- Raw records:
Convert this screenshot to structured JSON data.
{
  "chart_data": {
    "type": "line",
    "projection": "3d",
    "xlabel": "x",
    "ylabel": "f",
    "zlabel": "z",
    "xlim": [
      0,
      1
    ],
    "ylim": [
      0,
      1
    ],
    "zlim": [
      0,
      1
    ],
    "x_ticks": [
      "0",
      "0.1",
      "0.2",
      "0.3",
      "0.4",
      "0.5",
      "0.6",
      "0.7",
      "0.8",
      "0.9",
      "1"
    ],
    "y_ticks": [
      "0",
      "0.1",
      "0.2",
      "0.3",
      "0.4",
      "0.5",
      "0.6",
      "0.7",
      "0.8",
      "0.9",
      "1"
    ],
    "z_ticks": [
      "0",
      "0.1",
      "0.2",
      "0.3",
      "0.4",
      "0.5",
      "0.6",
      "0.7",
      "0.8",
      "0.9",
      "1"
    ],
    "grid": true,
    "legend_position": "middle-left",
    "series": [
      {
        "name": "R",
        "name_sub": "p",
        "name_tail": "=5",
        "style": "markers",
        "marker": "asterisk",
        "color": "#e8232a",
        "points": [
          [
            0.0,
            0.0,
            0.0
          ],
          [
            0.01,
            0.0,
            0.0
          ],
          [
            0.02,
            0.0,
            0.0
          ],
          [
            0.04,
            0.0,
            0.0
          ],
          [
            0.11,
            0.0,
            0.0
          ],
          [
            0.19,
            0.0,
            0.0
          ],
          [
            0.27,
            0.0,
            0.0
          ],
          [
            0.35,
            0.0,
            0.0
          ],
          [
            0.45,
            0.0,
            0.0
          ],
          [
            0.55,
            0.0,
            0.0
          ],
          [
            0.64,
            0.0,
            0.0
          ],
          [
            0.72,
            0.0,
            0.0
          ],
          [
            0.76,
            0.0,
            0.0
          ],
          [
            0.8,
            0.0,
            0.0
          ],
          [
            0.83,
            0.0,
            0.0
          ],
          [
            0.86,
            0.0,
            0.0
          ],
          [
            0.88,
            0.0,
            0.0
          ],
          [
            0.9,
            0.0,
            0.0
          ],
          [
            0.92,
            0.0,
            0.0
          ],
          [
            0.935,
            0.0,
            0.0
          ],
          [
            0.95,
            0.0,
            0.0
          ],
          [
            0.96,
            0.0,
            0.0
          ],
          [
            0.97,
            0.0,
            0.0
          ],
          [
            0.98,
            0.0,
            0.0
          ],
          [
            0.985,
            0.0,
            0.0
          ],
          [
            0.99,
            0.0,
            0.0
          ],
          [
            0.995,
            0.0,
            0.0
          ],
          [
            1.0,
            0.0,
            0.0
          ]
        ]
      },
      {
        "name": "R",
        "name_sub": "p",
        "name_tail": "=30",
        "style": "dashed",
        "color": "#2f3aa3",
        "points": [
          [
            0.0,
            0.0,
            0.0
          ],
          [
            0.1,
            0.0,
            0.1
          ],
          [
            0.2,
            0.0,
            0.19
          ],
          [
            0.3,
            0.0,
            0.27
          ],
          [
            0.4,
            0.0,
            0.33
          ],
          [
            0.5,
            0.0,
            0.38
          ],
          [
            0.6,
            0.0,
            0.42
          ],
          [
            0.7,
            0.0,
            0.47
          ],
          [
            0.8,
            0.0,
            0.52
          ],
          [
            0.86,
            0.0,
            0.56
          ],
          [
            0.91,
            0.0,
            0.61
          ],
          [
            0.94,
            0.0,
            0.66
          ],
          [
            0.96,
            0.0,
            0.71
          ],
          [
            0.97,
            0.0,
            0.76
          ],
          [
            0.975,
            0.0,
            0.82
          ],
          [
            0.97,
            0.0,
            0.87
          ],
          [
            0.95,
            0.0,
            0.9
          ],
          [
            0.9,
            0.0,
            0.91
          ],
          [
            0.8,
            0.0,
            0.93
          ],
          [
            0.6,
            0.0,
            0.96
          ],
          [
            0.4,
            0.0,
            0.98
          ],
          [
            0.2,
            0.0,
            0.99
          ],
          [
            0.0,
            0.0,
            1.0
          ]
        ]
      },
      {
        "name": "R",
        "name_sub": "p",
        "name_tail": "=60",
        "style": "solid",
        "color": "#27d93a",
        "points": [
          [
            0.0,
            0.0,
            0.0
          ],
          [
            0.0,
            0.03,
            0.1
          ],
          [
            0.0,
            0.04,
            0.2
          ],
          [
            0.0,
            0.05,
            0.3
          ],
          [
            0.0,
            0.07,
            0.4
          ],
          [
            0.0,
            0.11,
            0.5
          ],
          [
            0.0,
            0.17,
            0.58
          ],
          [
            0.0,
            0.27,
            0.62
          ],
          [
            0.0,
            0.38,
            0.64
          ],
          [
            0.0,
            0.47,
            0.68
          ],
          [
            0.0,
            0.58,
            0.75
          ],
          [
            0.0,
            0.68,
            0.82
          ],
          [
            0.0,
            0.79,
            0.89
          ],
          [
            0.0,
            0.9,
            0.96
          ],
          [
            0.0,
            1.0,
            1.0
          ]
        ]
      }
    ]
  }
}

- Goal: Output each record exactly, leaving nothing out.

- Exercise response:
Convert this screenshot to structured JSON data.
{
  "chart_data": {
    "type": "line",
    "projection": "3d",
    "xlabel": "x",
    "ylabel": "f",
    "zlabel": "z",
    "xlim": [
      0,
      1
    ],
    "ylim": [
      0,
      1
    ],
    "zlim": [
      0,
      1
    ],
    "x_ticks": [
      "0",
      "0.1",
      "0.2",
      "0.3",
      "0.4",
      "0.5",
      "0.6",
      "0.7",
      "0.8",
      "0.9",
      "1"
    ],
    "y_ticks": [
      "0",
      "0.1",
      "0.2",
      "0.3",
      "0.4",
      "0.5",
      "0.6",
      "0.7",
      "0.8",
      "0.9",
      "1"
    ],
    "z_ticks": [
      "0",
      "0.1",
      "0.2",
      "0.3",
      "0.4",
      "0.5",
      "0.6",
      "0.7",
      "0.8",
      "0.9",
      "1"
    ],
    "grid": true,
    "legend_position": "middle-left",
    "series": [
      {
        "name": "R",
        "name_sub": "p",
        "name_tail": "=5",
        "style": "markers",
        "marker": "asterisk",
        "color": "#e8232a",
        "points": [
          [
            0.0,
            0.0,
            0.0
          ],
          [
            0.01,
            0.0,
            0.0
          ],
          [
            0.02,
            0.0,
            0.0
          ],
          [
            0.04,
            0.0,
            0.0
          ],
          [
            0.11,
            0.0,
            0.0
          ],
          [
            0.19,
            0.0,
            0.0
          ],
          [
            0.27,
            0.0,
            0.0
          ],
          [
            0.35,
            0.0,
            0.0
          ],
          [
            0.45,
            0.0,
            0.0
          ],
          [
            0.55,
            0.0,
            0.0
          ],
          [
            0.64,
            0.0,
            0.0
          ],
          [
            0.72,
            0.0,
            0.0
          ],
          [
            0.76,
            0.0,
            0.0
          ],
          [
            0.8,
            0.0,
            0.0
          ],
          [
            0.83,
            0.0,
            0.0
          ],
          [
            0.86,
            0.0,
            0.0
          ],
          [
            0.88,
            0.0,
            0.0
          ],
          [
            0.9,
            0.0,
            0.0
          ],
          [
            0.92,
            0.0,
            0.0
          ],
          [
            0.935,
            0.0,
            0.0
          ],
          [
            0.95,
            0.0,
            0.0
          ],
          [
            0.96,
            0.0,
            0.0
          ],
          [
            0.97,
            0.0,
            0.0
          ],
          [
            0.98,
            0.0,
            0.0
          ],
          [
            0.985,
            0.0,
            0.0
          ],
          [
            0.99,
            0.0,
            0.0
          ],
          [
            0.995,
            0.0,
            0.0
          ],
          [
            1.0,
            0.0,
            0.0
          ]
        ]
      },
      {
        "name": "R",
        "name_sub": "p",
        "name_tail": "=30",
        "style": "dashed",
        "color": "#2f3aa3",
        "points": [
          [
            0.0,
            0.0,
            0.0
          ],
          [
            0.1,
            0.0,
            0.1
          ],
          [
            0.2,
            0.0,
            0.19
          ],
          [
            0.3,
            0.0,
            0.27
          ],
          [
            0.4,
            0.0,
            0.33
          ],
          [
            0.5,
            0.0,
            0.38
          ],
          [
            0.6,
            0.0,
            0.42
          ],
          [
            0.7,
            0.0,
            0.47
          ],
          [
            0.8,
            0.0,
            0.52
          ],
          [
            0.86,
            0.0,
            0.56
          ],
          [
            0.91,
            0.0,
            0.61
          ],
          [
            0.94,
            0.0,
            0.66
          ],
          [
            0.96,
            0.0,
            0.71
          ],
          [
            0.97,
            0.0,
            0.76
          ],
          [
            0.975,
            0.0,
            0.82
          ],
          [
            0.97,
            0.0,
            0.87
          ],
          [
            0.95,
            0.0,
            0.9
          ],
          [
            0.9,
            0.0,
            0.91
          ],
          [
            0.8,
            0.0,
            0.93
          ],
          [
            0.6,
            0.0,
            0.96
          ],
          [
            0.4,
            0.0,
            0.98
          ],
          [
            0.2,
            0.0,
            0.99
          ],
          [
            0.0,
            0.0,
            1.0
          ]
        ]
      },
      {
        "name": "R",
        "name_sub": "p",
        "name_tail": "=60",
        "style": "solid",
        "color": "#27d93a",
        "points": [
          [
            0.0,
            0.0,
            0.0
          ],
          [
            0.0,
            0.03,
            0.1
          ],
          [
            0.0,
            0.04,
            0.2
          ],
          [
            0.0,
            0.05,
            0.3
          ],
          [
            0.0,
            0.07,
            0.4
          ],
          [
            0.0,
            0.11,
            0.5
          ],
          [
            0.0,
            0.17,
            0.58
          ],
          [
            0.0,
            0.27,
            0.62
          ],
          [
            0.0,
            0.38,
            0.64
          ],
          [
            0.0,
            0.47,
            0.68
          ],
          [
            0.0,
            0.58,
            0.75
          ],
          [
            0.0,
            0.68,
            0.82
          ],
          [
            0.0,
            0.79,
            0.89
          ],
          [
            0.0,
            0.9,
            0.96
          ],
          [
            0.0,
            1.0,
            1.0
          ]
        ]
      }
    ]
  }
}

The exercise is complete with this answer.